## [EXERCISE GOAL]
Quote the whole listing verbatim.

INFORMATION SHOWN start

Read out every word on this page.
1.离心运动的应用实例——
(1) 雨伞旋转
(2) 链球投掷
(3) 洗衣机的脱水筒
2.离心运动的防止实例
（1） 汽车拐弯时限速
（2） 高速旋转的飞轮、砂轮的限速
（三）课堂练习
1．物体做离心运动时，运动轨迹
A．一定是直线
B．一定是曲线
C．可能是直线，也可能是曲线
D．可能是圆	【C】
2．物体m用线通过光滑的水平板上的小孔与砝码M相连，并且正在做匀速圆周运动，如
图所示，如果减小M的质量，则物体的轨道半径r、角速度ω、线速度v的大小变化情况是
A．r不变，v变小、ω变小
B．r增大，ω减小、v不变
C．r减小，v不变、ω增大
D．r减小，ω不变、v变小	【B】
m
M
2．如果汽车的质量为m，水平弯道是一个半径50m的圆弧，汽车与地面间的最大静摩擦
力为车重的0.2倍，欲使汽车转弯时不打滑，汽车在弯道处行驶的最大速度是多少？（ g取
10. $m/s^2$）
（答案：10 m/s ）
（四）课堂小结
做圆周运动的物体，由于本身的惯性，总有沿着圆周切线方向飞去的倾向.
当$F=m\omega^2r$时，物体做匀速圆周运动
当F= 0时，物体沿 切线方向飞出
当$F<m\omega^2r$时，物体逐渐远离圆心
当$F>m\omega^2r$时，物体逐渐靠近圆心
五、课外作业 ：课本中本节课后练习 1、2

INFORMATION SHOWN end

## [RESPONSE TO THIS EXERCISE]
Read out every word on this page.
1.离心运动的应用实例——
(1) 雨伞旋转
(2) 链球投掷
(3) 洗衣机的脱水筒
2.离心运动的防止实例
（1） 汽车拐弯时限速
（2） 高速旋转的飞轮、砂轮的限速
（三）课堂练习
1．物体做离心运动时，运动轨迹
A．一定是直线
B．一定是曲线
C．可能是直线，也可能是曲线
D．可能是圆	【C】
2．物体m用线通过光滑的水平板上的小孔与砝码M相连，并且正在做匀速圆周运动，如
图所示，如果减小M的质量，则物体的轨道半径r、角速度ω、线速度v的大小变化情况是
A．r不变，v变小、ω变小
B．r增大，ω减小、v不变
C．r减小，v不变、ω增大
D．r减小，ω不变、v变小	【B】
m
M
2．如果汽车的质量为m，水平弯道是一个半径50m的圆弧，汽车与地面间的最大静摩擦
力为车重的0.2倍，欲使汽车转弯时不打滑，汽车在弯道处行驶的最大速度是多少？（ g取
10. $m/s^2$）
（答案：10 m/s ）
（四）课堂小结
做圆周运动的物体，由于本身的惯性，总有沿着圆周切线方向飞去的倾向.
当$F=m\omega^2r$时，物体做匀速圆周运动
当F= 0时，物体沿 切线方向飞出
当$F<m\omega^2r$时，物体逐渐远离圆心
当$F>m\omega^2r$时，物体逐渐靠近圆心
五、课外作业 ：课本中本节课后练习 1、2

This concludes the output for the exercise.